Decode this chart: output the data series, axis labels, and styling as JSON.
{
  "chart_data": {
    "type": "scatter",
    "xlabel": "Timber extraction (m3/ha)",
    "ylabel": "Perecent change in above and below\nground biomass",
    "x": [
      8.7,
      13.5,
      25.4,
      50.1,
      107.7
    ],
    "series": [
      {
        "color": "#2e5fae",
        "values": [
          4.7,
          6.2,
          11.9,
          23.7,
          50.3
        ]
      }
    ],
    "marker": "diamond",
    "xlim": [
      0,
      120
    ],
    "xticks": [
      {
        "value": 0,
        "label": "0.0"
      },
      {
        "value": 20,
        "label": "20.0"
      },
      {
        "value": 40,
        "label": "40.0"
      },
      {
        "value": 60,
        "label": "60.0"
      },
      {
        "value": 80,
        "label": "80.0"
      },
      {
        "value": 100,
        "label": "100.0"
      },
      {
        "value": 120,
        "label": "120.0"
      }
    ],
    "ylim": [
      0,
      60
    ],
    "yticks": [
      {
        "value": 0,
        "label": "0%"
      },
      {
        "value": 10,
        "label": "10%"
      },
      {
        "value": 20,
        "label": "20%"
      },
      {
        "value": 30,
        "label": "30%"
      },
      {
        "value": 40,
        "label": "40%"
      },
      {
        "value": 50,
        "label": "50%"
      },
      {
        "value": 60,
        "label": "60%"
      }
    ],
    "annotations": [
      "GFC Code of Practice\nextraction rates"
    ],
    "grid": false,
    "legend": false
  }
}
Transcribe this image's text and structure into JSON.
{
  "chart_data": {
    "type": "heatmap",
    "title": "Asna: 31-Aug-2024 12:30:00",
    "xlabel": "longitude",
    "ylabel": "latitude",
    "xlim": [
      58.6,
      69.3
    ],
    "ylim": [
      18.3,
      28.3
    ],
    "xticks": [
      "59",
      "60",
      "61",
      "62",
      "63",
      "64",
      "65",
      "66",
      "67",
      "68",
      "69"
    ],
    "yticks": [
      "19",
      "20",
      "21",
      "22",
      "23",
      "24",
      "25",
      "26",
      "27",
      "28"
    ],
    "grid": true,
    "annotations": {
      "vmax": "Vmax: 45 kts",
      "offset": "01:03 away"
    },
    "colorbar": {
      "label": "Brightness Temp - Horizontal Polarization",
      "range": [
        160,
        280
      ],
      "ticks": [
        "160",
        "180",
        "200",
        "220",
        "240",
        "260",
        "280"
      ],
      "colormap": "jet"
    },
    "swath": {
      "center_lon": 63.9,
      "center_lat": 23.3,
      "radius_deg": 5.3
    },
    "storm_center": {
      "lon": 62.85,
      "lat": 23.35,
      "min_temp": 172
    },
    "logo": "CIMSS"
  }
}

### GIVEN PROBLEM
Copy out all lines that carry the word "xlabel".

### FINAL RESULT
    "xlabel": "Timber extraction (m3/ha)",
    "xlabel": "longitude",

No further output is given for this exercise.